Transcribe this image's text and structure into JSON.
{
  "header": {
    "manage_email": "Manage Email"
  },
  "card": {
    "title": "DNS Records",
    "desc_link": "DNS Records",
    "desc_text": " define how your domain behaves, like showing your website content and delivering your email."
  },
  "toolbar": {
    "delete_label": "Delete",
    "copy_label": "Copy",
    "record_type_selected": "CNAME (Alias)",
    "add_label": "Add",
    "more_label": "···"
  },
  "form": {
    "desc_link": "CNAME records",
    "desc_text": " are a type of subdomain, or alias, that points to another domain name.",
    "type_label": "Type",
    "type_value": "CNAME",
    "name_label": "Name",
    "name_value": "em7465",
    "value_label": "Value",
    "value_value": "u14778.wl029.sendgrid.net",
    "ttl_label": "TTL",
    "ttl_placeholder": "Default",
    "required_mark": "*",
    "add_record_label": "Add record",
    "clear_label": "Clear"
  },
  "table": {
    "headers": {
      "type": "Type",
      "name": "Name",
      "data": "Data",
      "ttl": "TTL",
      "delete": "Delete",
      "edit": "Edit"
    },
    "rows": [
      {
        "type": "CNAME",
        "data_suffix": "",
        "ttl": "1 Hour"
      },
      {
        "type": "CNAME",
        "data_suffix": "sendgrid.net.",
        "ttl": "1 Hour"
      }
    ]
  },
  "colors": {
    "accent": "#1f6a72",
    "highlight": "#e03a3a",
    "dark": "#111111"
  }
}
■ ■ ■ ■ ■
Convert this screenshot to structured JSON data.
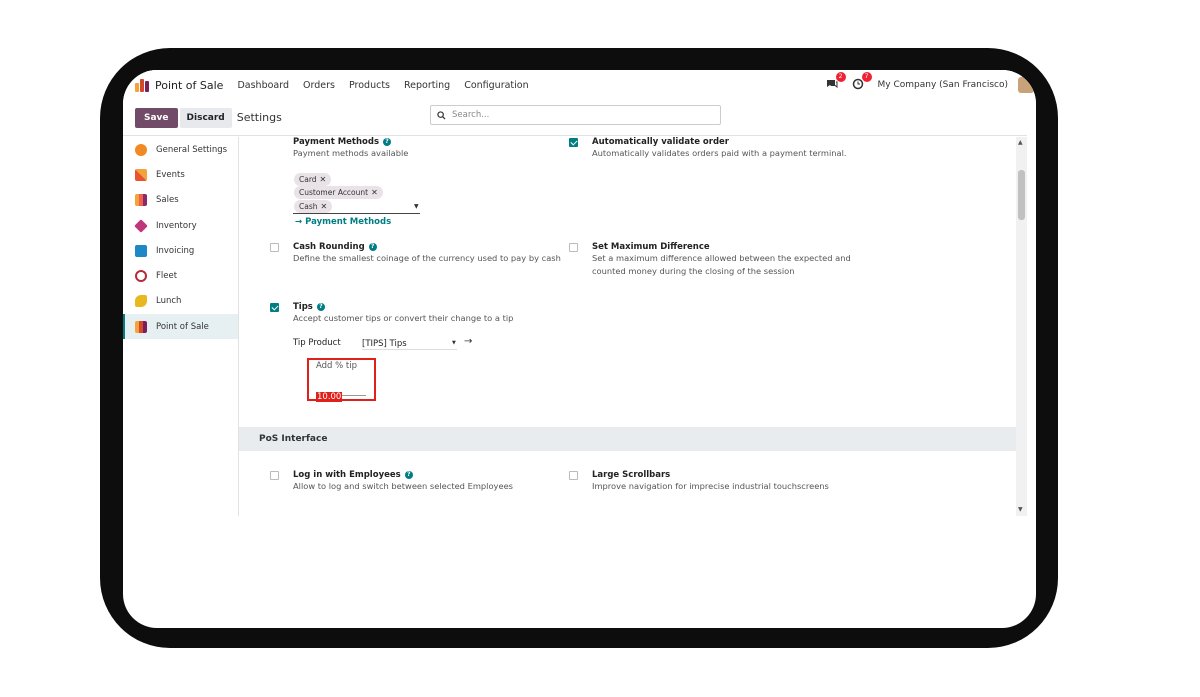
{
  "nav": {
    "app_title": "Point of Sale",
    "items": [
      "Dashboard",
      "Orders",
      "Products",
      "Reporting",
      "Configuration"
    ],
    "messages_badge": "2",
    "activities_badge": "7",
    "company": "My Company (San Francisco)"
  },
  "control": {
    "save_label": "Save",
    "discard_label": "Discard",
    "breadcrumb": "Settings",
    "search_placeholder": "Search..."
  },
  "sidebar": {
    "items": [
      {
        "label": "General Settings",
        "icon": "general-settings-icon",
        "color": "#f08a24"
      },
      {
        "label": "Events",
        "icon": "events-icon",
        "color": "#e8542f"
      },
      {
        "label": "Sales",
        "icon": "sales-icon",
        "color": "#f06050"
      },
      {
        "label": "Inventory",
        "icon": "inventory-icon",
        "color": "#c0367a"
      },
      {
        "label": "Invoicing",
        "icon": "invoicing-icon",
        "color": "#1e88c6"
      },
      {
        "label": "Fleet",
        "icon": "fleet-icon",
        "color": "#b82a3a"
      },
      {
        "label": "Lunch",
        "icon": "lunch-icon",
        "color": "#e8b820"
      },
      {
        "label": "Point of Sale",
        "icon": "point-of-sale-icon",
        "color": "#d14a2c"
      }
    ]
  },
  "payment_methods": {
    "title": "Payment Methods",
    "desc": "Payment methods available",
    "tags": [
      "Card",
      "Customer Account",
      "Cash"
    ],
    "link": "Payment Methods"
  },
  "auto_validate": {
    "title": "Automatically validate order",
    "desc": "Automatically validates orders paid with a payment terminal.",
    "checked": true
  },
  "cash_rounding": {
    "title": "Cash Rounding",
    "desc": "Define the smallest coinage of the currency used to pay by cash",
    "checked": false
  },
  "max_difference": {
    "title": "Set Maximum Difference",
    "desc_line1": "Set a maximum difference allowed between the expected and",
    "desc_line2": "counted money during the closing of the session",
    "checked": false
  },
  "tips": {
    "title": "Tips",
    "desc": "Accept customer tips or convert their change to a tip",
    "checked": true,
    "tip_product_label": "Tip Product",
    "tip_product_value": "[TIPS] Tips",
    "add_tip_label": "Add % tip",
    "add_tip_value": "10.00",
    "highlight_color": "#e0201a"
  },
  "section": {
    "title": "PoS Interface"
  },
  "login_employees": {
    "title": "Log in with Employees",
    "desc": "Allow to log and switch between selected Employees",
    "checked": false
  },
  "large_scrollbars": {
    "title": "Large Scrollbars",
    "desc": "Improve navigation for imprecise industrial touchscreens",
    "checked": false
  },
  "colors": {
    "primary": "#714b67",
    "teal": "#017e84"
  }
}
■ ■ ■ ■ ■
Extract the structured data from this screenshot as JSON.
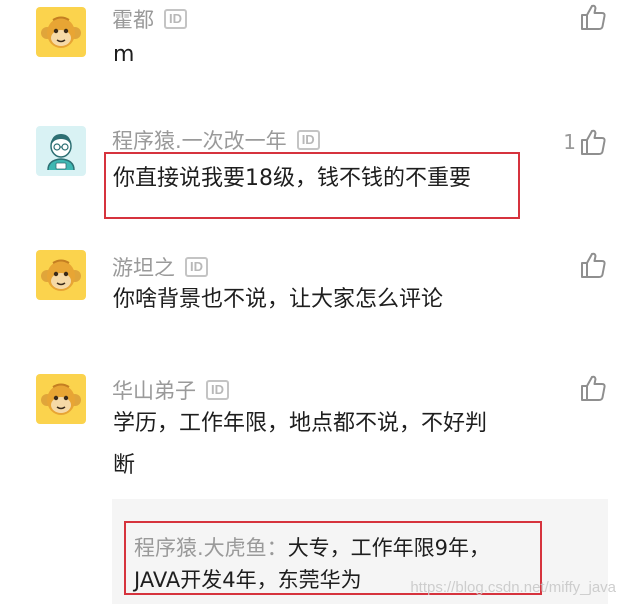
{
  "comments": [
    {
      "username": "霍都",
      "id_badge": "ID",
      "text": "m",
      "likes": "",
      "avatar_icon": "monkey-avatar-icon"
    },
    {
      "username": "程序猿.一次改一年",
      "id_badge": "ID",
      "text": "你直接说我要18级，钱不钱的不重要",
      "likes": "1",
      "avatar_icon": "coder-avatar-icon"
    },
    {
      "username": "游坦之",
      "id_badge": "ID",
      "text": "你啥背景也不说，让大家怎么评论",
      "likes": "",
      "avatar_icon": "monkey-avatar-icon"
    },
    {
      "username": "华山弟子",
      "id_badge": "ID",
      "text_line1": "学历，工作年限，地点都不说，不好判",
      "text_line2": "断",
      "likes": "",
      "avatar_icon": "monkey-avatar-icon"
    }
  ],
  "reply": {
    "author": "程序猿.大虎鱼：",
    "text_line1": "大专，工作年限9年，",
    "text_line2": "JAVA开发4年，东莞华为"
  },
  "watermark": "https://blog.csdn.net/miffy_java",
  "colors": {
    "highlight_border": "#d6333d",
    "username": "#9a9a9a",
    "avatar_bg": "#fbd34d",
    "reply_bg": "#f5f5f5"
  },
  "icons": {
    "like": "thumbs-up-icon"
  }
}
■ ■ ■ ■ ■
◆ **SET PROBLEM**
Report only the number of lines in the listing that contain the word "sendgrid".

◆ **COMPLETED TASK**
2